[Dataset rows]
***

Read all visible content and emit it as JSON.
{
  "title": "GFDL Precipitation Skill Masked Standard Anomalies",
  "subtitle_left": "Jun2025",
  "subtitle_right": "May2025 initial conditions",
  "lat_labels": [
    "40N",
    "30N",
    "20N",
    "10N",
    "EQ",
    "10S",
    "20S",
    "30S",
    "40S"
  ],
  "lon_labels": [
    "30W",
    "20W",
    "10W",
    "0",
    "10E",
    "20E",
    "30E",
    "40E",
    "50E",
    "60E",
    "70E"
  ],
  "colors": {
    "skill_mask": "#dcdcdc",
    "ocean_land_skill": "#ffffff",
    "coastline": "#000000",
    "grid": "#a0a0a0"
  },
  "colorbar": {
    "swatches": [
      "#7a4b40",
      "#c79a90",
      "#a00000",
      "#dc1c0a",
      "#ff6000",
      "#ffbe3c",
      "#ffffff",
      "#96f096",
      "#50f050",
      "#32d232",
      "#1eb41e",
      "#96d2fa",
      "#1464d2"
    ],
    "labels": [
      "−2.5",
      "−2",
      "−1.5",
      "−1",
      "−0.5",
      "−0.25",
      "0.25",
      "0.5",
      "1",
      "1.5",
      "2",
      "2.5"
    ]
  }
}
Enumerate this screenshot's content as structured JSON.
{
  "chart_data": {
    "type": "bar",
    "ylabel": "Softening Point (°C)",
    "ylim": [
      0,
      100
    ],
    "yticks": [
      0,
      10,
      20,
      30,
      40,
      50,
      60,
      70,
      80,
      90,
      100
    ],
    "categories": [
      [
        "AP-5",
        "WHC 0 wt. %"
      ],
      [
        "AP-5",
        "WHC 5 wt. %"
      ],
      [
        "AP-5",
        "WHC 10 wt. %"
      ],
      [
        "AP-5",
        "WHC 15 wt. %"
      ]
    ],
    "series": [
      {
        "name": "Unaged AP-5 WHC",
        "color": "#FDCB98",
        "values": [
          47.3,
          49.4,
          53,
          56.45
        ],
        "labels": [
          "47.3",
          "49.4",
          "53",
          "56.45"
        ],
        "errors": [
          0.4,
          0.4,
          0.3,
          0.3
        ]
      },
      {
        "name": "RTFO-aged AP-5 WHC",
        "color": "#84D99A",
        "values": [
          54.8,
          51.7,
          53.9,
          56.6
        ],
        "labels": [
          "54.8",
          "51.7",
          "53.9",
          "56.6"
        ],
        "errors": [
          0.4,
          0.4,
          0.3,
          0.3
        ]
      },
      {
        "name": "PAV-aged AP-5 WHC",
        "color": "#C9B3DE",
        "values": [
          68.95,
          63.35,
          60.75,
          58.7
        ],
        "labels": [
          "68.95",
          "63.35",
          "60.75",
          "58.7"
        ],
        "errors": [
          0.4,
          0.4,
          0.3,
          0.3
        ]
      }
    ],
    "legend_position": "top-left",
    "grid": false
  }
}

***

Directions:
Give only the number of lines in the material above that include the word "content".

Exercise result:
2